## Written task 1
Answer these questions about the HGVC member guide thread, one answer per line, marked (a), (b), (c) to match:
(a) Which two resorts did the first poster say they had no idea were being added?
(b) How many points does the member guide list for a 2 bedroom plat. at the Club Intrawest locations?
(c) By what date must rescued points be used?

# HGVC 2007 member guide



## 20maine (Dec 14, 2006)

I received my HGVC 2007 member guide in the mail today. It is shockingly very thick. It includes the club Intrawest resorts that we have been told were being added as affiliated resorts. There are also a couple of resorts that I had no idea we being added. In particular Fiesta Americana at Acapulco and Hilton Vilamoura club in Portugal. It was nice to see some added variety to our vacation choices.


----------



## PigsDad (Dec 14, 2006)

Good to see they added the Intrawest resorts.  Are those resorts available for reservations shorter than a week, like the regular HGVC resorts?


----------



## spike (Dec 15, 2006)

We got ours here on the West Cost. Better than getting it in March like we did one year.


----------



## short (Dec 16, 2006)

*Club Intrawest*

The member guide lists Palm Desert, Sandestin, Whistler, Tremlant.

The points requirement is 4800 for a 2 bedroom plat. but all 52 weeks at those locations are plat.

There is a listing for nightly stays however which I do not think they had last year.

I don't care to go to Palm Desert for an entire week but 3-4 days would be perfect.

Short


----------



## short (Dec 16, 2006)

*Rescued points*

HGVC effective Dec 1 2006 give members the ability to rescue points.  If you are nearing Dec 31 and will not be able to use your 2006 points you can move them forward to 2007 for a fee.

The points are restricted to HGVC property reservation (ie cannot be used for RCI exchanges etc.) and must be used by Dec. 31, 2007.

I could not move my points to 2007 because they were originally 2005 points that I moved forward to 2006 already.  You cannot get them moved forward 2 years using this new method.

## Excerpted data
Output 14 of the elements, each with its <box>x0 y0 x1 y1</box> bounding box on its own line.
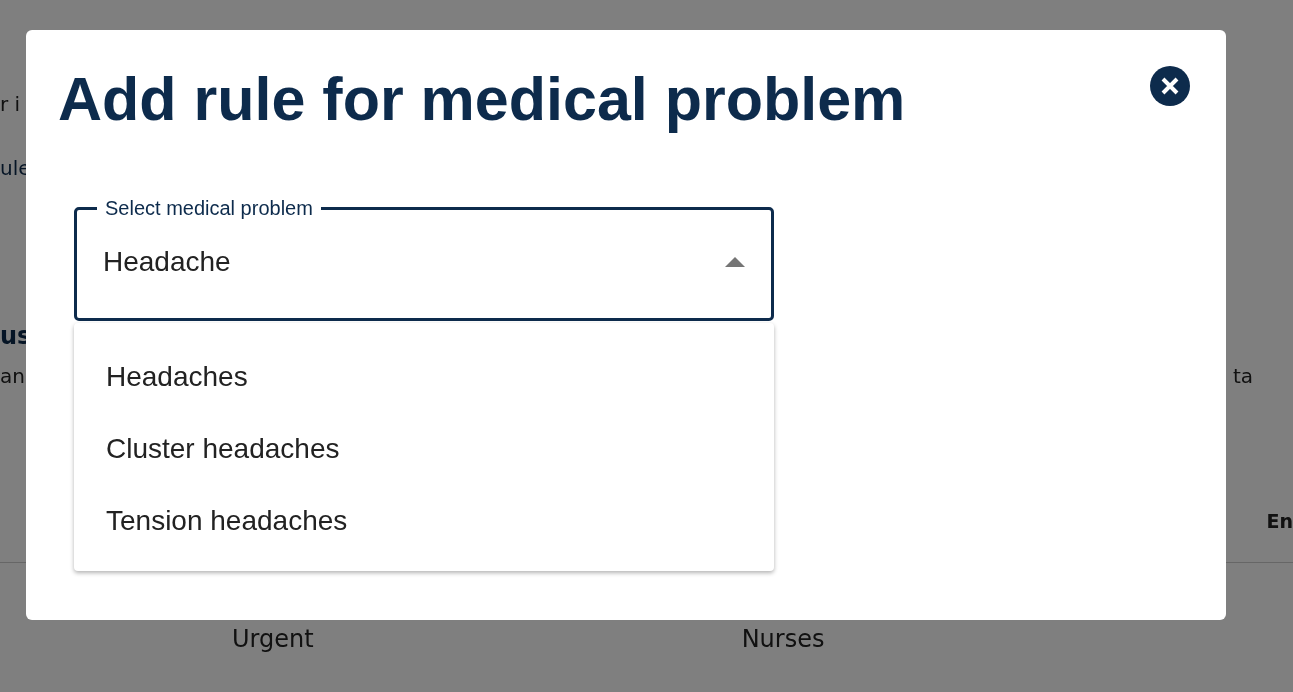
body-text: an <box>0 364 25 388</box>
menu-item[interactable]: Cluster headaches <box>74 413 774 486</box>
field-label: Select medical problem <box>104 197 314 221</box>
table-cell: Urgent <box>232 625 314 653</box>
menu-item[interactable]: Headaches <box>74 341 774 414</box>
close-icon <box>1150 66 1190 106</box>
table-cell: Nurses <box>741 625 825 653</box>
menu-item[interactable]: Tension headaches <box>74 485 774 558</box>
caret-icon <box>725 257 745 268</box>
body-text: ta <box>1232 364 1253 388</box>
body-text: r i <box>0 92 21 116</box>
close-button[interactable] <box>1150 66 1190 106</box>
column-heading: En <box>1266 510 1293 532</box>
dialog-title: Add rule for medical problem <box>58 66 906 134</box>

==

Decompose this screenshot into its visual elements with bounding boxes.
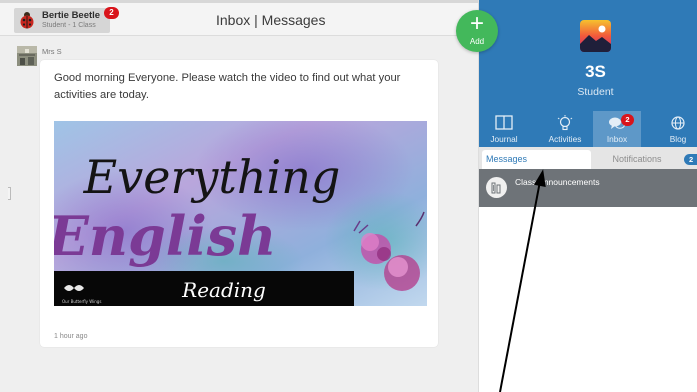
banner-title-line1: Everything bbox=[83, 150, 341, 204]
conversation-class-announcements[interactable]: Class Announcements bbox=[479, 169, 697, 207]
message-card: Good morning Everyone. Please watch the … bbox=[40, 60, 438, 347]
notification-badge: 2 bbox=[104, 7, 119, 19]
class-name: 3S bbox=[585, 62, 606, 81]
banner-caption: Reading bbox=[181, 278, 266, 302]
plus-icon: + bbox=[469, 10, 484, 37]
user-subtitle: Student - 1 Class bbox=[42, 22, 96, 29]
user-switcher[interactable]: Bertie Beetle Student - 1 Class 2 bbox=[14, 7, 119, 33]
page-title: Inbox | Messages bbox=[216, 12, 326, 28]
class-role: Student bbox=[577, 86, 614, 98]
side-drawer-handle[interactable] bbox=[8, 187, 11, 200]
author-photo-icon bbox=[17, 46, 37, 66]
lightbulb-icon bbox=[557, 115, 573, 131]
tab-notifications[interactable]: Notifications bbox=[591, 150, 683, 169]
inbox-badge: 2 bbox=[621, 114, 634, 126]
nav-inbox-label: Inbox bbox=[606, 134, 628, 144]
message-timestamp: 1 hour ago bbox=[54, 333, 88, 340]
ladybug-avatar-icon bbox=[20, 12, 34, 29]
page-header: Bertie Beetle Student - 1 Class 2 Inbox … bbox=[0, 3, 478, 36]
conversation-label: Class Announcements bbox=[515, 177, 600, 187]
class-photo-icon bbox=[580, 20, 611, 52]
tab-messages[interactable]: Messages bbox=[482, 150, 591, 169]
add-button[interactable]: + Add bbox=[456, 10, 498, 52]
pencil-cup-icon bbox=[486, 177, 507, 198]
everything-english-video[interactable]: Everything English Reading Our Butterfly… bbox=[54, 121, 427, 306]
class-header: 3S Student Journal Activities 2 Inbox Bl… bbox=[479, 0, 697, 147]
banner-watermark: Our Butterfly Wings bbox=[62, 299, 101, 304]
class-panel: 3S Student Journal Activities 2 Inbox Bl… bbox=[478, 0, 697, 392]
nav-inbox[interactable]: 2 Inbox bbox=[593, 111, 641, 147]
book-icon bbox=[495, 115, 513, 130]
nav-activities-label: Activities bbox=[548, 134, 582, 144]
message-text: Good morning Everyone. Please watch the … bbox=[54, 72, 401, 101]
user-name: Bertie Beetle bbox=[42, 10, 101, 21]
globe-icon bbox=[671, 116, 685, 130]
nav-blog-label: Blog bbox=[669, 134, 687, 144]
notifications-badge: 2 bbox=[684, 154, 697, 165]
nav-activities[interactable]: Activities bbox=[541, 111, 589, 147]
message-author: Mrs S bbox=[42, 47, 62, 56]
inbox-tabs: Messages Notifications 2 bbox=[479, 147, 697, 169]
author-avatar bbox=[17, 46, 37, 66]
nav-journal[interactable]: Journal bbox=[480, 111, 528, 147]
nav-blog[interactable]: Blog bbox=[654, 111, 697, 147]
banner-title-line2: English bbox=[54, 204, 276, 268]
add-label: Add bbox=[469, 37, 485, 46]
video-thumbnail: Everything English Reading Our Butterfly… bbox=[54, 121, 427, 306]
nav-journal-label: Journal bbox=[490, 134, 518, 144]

## Written task 2
From the records, output the lines between the line holding "Decompose this screenshot" and the line holding "user-subtitle: Student - 1", inclusive, as a Markdown table with columns Row and Line. Number each row, skip blank lines, and leave the pictures out.

## Reply 1
(a) Fiesta Americana at Acapulco and Hilton Vilamoura club in Portugal
(b) 4800
(c) Dec. 31, 2007

## Reply 2
| Row | Line |
|---|---|
| 1 | Decompose this screenshot into its visual elements with bounding boxes. |
| 2 | banner-title-line1: Everything bbox=[83, 150, 341, 204] |
| 3 | conversation-class-announcements[interactable]: Class Announcements bbox=[479, 169, 697, 207] |
| 4 | message-card: Good morning Everyone. Please watch the … bbox=[40, 60, 438, 347] |
| 5 | notification-badge: 2 bbox=[104, 7, 119, 19] |
| 6 | class-name: 3S bbox=[585, 62, 606, 81] |
| 7 | banner-caption: Reading bbox=[181, 278, 266, 302] |
| 8 | plus-icon: + bbox=[469, 10, 484, 37] |
| 9 | user-subtitle: Student - 1 Class bbox=[42, 22, 96, 29] |